_Required work_
Work through the data line by line, gathering every line that has the word "Danno".
Start of Material for this exercise
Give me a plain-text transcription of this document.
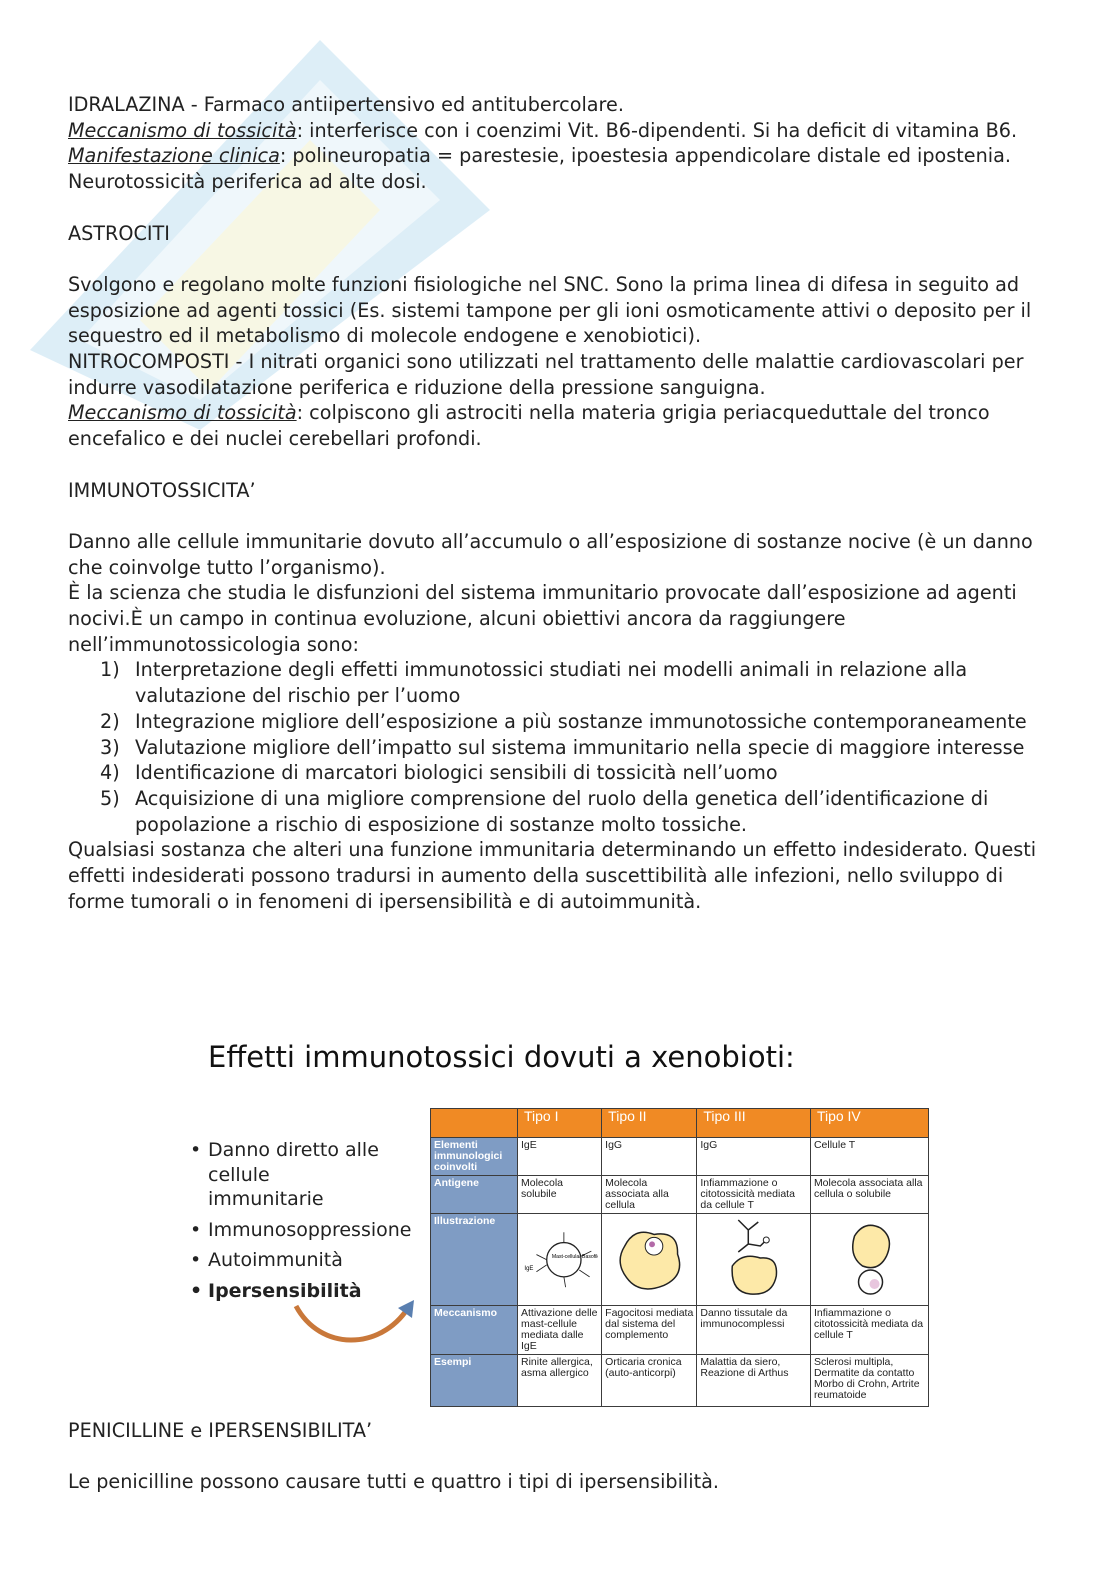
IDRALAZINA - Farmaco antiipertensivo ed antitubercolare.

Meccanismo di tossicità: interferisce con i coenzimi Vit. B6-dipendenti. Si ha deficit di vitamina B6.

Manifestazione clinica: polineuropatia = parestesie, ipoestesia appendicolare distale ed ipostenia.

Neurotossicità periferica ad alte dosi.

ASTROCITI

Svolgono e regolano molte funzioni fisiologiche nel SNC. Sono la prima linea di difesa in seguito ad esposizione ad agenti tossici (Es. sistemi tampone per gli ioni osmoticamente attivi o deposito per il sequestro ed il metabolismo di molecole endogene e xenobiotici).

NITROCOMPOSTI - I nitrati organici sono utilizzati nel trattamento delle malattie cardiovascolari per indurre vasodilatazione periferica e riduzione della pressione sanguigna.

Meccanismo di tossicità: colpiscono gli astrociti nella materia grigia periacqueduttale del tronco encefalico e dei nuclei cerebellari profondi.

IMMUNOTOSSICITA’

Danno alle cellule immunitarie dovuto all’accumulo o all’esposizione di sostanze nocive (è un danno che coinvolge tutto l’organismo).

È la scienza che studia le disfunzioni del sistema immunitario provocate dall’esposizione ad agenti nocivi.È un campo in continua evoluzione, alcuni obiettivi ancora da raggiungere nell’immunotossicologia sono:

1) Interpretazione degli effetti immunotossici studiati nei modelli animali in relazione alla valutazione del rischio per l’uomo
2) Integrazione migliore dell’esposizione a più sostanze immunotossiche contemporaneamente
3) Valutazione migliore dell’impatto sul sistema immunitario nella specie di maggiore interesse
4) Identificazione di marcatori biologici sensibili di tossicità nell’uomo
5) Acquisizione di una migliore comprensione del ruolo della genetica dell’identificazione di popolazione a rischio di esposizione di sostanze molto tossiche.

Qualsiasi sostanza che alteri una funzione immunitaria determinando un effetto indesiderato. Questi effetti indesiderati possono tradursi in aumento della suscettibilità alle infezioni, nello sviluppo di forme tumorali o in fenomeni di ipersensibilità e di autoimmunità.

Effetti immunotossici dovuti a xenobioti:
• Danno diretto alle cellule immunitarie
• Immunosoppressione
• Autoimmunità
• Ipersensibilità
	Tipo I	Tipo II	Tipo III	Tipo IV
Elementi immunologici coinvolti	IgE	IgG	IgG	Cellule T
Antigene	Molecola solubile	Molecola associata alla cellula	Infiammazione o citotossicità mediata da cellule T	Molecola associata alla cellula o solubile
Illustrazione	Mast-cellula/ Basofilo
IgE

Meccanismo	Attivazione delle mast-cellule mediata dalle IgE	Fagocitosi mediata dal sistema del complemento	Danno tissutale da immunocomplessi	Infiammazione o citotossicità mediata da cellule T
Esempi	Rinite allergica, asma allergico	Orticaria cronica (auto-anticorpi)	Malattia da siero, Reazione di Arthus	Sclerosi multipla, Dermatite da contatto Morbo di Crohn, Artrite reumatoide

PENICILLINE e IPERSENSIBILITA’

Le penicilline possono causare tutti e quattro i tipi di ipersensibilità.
End of Material for this exercise
Start of Material for this exercise
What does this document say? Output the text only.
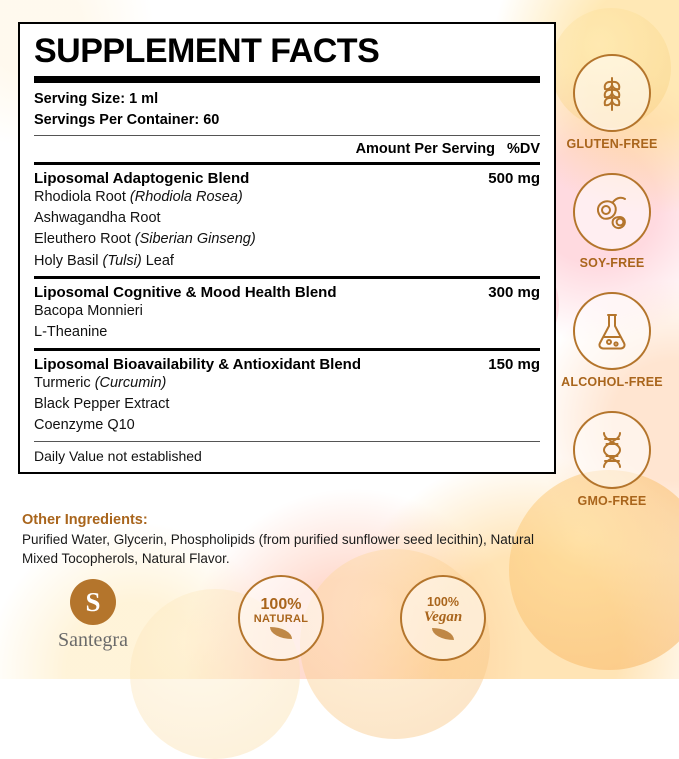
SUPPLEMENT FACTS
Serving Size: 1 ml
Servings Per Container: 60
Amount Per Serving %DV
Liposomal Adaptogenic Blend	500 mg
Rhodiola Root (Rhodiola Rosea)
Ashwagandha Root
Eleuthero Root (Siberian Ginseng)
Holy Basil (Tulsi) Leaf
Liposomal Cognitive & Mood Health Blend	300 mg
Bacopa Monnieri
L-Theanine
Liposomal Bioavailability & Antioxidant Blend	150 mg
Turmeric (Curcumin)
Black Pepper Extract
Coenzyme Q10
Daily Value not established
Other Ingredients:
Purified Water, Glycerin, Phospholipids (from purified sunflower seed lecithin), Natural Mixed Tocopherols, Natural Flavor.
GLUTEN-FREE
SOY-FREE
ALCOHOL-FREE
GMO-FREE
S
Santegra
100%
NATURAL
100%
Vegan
End of Material for this exercise
_Written response_
Danno alle cellule immunitarie dovuto all’accumulo o all’esposizione di sostanze nocive (è un danno che coinvolge tutto l’organismo).
• Danno diretto alle cellule immunitarie
Meccanismo	Attivazione delle mast-cellule mediata dalle IgE	Fagocitosi mediata dal sistema del complemento	Danno tissutale da immunocomplessi	Infiammazione o citotossicità mediata da cellule T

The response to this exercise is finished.